- [Your objective]: Print, exactly as given, each line of the data from the line containing "Serialize everything readable" up to and including its last line.

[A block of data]
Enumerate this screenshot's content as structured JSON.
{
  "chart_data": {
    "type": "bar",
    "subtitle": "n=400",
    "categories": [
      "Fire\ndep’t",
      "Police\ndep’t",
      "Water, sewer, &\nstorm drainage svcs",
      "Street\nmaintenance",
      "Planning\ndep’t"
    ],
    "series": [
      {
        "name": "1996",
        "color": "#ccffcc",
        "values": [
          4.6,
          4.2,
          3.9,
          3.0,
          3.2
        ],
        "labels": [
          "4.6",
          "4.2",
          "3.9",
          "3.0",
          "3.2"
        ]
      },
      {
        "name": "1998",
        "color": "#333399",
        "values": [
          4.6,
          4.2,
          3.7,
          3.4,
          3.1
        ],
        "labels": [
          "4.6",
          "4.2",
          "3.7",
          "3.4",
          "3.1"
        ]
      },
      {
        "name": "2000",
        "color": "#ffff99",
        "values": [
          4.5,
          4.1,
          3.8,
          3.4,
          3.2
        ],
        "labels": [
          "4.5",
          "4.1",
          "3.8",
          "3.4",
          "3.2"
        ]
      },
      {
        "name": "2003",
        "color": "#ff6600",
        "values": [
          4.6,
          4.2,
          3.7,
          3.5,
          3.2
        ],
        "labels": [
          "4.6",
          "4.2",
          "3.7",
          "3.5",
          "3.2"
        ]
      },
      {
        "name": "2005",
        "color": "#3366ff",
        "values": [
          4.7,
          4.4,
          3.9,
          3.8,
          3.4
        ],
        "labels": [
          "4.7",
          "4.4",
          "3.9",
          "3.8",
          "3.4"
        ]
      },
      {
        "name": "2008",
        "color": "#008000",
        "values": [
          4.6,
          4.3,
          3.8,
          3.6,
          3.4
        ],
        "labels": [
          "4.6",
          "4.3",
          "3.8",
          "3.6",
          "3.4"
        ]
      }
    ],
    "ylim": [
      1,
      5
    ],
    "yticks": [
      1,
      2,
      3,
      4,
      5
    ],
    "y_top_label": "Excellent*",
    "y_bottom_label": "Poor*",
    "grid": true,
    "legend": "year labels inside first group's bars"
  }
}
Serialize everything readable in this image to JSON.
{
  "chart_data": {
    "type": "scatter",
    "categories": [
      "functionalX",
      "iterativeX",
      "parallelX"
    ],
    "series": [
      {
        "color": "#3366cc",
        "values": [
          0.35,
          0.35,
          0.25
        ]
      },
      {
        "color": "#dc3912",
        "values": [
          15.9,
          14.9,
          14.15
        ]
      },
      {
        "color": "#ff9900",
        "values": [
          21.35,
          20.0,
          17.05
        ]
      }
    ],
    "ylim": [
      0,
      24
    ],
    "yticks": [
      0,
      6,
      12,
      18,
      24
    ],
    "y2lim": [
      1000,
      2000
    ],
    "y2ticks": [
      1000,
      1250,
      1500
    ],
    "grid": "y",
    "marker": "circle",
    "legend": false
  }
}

- [Written reply]:
Serialize everything readable in this image to JSON.
{
  "chart_data": {
    "type": "scatter",
    "categories": [
      "functionalX",
      "iterativeX",
      "parallelX"
    ],
    "series": [
      {
        "color": "#3366cc",
        "values": [
          0.35,
          0.35,
          0.25
        ]
      },
      {
        "color": "#dc3912",
        "values": [
          15.9,
          14.9,
          14.15
        ]
      },
      {
        "color": "#ff9900",
        "values": [
          21.35,
          20.0,
          17.05
        ]
      }
    ],
    "ylim": [
      0,
      24
    ],
    "yticks": [
      0,
      6,
      12,
      18,
      24
    ],
    "y2lim": [
      1000,
      2000
    ],
    "y2ticks": [
      1000,
      1250,
      1500
    ],
    "grid": "y",
    "marker": "circle",
    "legend": false
  }
}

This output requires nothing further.